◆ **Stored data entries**
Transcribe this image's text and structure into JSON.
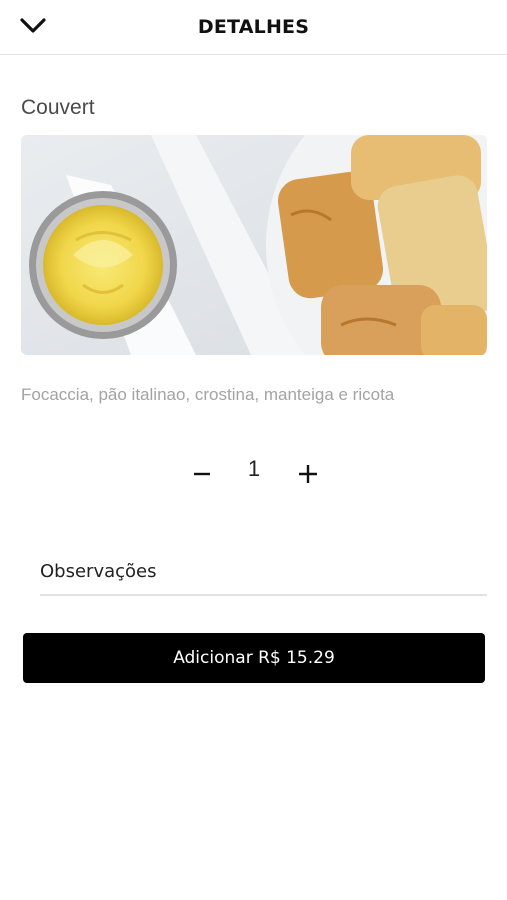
{
  "header": {
    "title": "DETALHES",
    "back_icon": "chevron-down-icon"
  },
  "product": {
    "name": "Couvert",
    "description": "Focaccia, pão italinao, crostina, manteiga e ricota"
  },
  "quantity": {
    "value": "1",
    "minus_icon": "minus-icon",
    "plus_icon": "plus-icon"
  },
  "notes": {
    "placeholder": "Observações",
    "value": ""
  },
  "add_button": {
    "label": "Adicionar R$ 15.29"
  },
  "colors": {
    "button_bg": "#000000",
    "button_text": "#ffffff",
    "description_text": "#a3a3a3"
  }
}
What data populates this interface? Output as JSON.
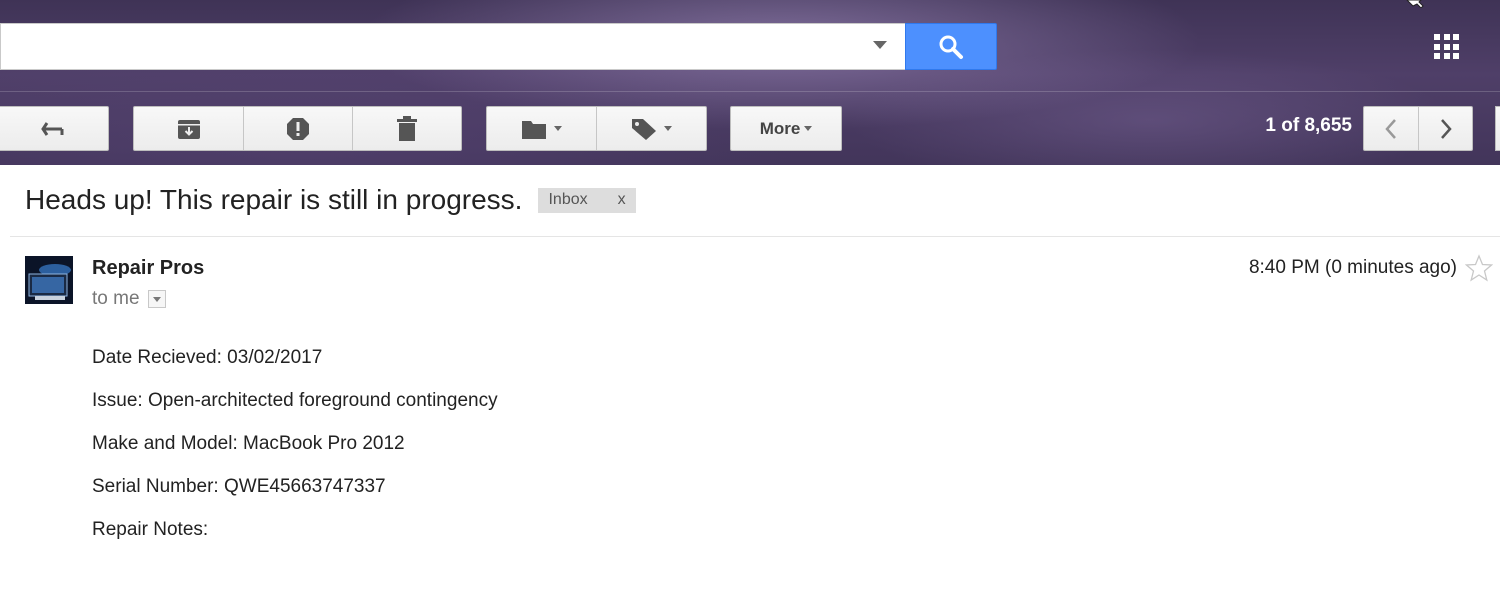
{
  "search": {
    "value": "",
    "placeholder": "",
    "search_button_icon": "search-icon",
    "apps_icon": "apps-grid-icon"
  },
  "toolbar": {
    "back_icon": "reply-back-icon",
    "archive_icon": "archive-icon",
    "spam_icon": "report-spam-icon",
    "delete_icon": "trash-icon",
    "move_icon": "folder-icon",
    "labels_icon": "label-tag-icon",
    "more_label": "More",
    "page_count": "1 of 8,655",
    "newer_icon": "chevron-left-icon",
    "older_icon": "chevron-right-icon"
  },
  "email": {
    "subject": "Heads up! This repair is still in progress.",
    "label": "Inbox",
    "label_remove": "x",
    "sender": "Repair Pros",
    "recipient": "to me",
    "timestamp": "8:40 PM (0 minutes ago)",
    "body": [
      "Date Recieved: 03/02/2017",
      "Issue: Open-architected foreground contingency",
      "Make and Model: MacBook Pro 2012",
      "Serial Number: QWE45663747337",
      "Repair Notes:"
    ]
  },
  "colors": {
    "header_bg": "#463a5e",
    "search_button": "#4d90fe",
    "label_chip": "#dddddd"
  }
}
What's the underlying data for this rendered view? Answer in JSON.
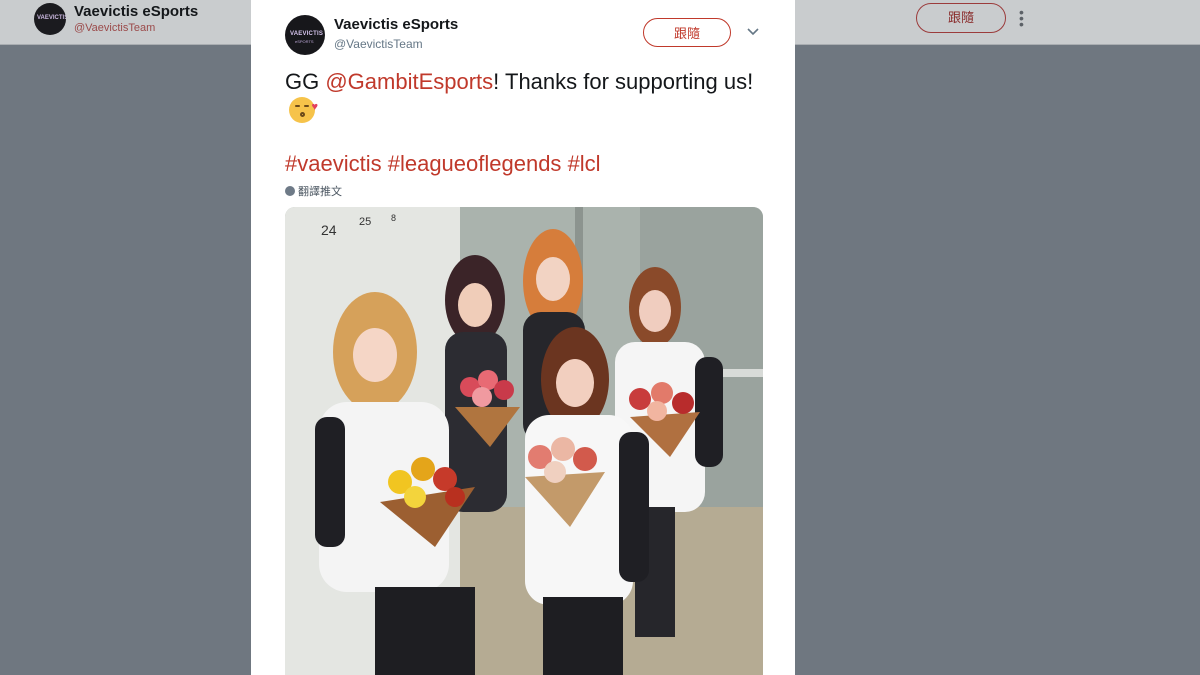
{
  "topbar": {
    "name": "Vaevictis eSports",
    "handle": "@VaevictisTeam",
    "follow_label": "跟隨",
    "more_icon": "vertical-dots-icon"
  },
  "tweet": {
    "author_name": "Vaevictis eSports",
    "author_handle": "@VaevictisTeam",
    "avatar_text": "VAEVICTIS",
    "avatar_subtext": "eSPORTS",
    "follow_label": "跟隨",
    "text_prefix": "GG ",
    "mention": "@GambitEsports",
    "text_suffix": "! Thanks for supporting us! ",
    "emoji": "kissing-face-with-heart",
    "hashtags": [
      "#vaevictis",
      "#leagueoflegends",
      "#lcl"
    ],
    "translate_label": "翻譯推文",
    "photo": "five-players-holding-bouquets"
  },
  "colors": {
    "accent": "#c0392b",
    "overlay": "#6f7780",
    "card": "#ffffff"
  }
}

◆ **Exercise**
Without the pictures, repeat the listing above exactly.

◆ **The output**
Transcribe this image's text and structure into JSON.
{
  "header": {
    "title": "DETALHES",
    "back_icon": "chevron-down-icon"
  },
  "product": {
    "name": "Couvert",
    "description": "Focaccia, pão italinao, crostina, manteiga e ricota"
  },
  "quantity": {
    "value": "1",
    "minus_icon": "minus-icon",
    "plus_icon": "plus-icon"
  },
  "notes": {
    "placeholder": "Observações",
    "value": ""
  },
  "add_button": {
    "label": "Adicionar R$ 15.29"
  },
  "colors": {
    "button_bg": "#000000",
    "button_text": "#ffffff",
    "description_text": "#a3a3a3"
  }
}
What data populates this interface? Output as JSON.
{
  "search": {
    "value": "",
    "placeholder": "",
    "search_button_icon": "search-icon",
    "apps_icon": "apps-grid-icon"
  },
  "toolbar": {
    "back_icon": "reply-back-icon",
    "archive_icon": "archive-icon",
    "spam_icon": "report-spam-icon",
    "delete_icon": "trash-icon",
    "move_icon": "folder-icon",
    "labels_icon": "label-tag-icon",
    "more_label": "More",
    "page_count": "1 of 8,655",
    "newer_icon": "chevron-left-icon",
    "older_icon": "chevron-right-icon"
  },
  "email": {
    "subject": "Heads up! This repair is still in progress.",
    "label": "Inbox",
    "label_remove": "x",
    "sender": "Repair Pros",
    "recipient": "to me",
    "timestamp": "8:40 PM (0 minutes ago)",
    "body": [
      "Date Recieved: 03/02/2017",
      "Issue: Open-architected foreground contingency",
      "Make and Model: MacBook Pro 2012",
      "Serial Number: QWE45663747337",
      "Repair Notes:"
    ]
  },
  "colors": {
    "header_bg": "#463a5e",
    "search_button": "#4d90fe",
    "label_chip": "#dddddd"
  }
}
What's the underlying data for this rendered view? Answer in JSON.
{
  "topbar": {
    "name": "Vaevictis eSports",
    "handle": "@VaevictisTeam",
    "follow_label": "跟隨",
    "more_icon": "vertical-dots-icon"
  },
  "tweet": {
    "author_name": "Vaevictis eSports",
    "author_handle": "@VaevictisTeam",
    "avatar_text": "VAEVICTIS",
    "avatar_subtext": "eSPORTS",
    "follow_label": "跟隨",
    "text_prefix": "GG ",
    "mention": "@GambitEsports",
    "text_suffix": "! Thanks for supporting us! ",
    "emoji": "kissing-face-with-heart",
    "hashtags": [
      "#vaevictis",
      "#leagueoflegends",
      "#lcl"
    ],
    "translate_label": "翻譯推文",
    "photo": "five-players-holding-bouquets"
  },
  "colors": {
    "accent": "#c0392b",
    "overlay": "#6f7780",
    "card": "#ffffff"
  }
}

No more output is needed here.